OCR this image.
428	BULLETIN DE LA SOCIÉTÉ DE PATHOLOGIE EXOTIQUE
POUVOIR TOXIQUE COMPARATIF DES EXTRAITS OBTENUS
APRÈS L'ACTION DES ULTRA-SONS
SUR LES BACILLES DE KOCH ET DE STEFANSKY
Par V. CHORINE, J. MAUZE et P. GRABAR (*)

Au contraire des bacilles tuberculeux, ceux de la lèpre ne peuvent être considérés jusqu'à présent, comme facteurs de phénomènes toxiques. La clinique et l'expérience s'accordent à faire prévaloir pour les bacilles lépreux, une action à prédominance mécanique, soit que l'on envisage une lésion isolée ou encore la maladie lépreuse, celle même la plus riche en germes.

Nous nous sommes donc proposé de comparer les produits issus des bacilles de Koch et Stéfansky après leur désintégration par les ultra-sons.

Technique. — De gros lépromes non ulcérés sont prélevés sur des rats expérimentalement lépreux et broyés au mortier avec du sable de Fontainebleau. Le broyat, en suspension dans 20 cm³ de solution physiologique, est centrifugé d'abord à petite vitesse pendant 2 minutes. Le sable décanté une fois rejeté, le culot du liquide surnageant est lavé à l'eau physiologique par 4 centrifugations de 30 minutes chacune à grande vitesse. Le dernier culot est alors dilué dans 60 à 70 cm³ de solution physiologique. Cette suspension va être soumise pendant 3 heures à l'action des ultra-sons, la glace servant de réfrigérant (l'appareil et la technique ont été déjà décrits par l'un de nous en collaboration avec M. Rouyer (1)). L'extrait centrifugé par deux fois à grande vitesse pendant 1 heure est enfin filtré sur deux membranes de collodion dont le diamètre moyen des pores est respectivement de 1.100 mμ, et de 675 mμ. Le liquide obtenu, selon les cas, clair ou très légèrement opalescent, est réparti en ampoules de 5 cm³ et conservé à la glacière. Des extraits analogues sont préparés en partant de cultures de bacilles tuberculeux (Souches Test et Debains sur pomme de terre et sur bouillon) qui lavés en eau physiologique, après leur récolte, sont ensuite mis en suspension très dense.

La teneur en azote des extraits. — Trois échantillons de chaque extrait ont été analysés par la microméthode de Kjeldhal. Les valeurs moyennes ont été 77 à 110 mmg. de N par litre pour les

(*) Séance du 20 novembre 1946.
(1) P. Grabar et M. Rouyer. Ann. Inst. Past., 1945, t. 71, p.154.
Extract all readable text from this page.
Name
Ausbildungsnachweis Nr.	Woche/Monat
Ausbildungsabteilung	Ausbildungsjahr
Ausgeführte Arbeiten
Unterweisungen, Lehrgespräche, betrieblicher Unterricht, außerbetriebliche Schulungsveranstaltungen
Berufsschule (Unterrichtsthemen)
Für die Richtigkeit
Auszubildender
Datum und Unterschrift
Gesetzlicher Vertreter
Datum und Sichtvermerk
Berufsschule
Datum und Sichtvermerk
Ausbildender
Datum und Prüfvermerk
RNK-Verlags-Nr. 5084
-=-=-=-=-
- [WHAT TO PRODUCE]:
From the entries above, extract each line containing "Datum".

- [EXERCISE RESULT]:
Datum und Unterschrift
Datum und Sichtvermerk
Datum und Sichtvermerk
Datum und Prüfvermerk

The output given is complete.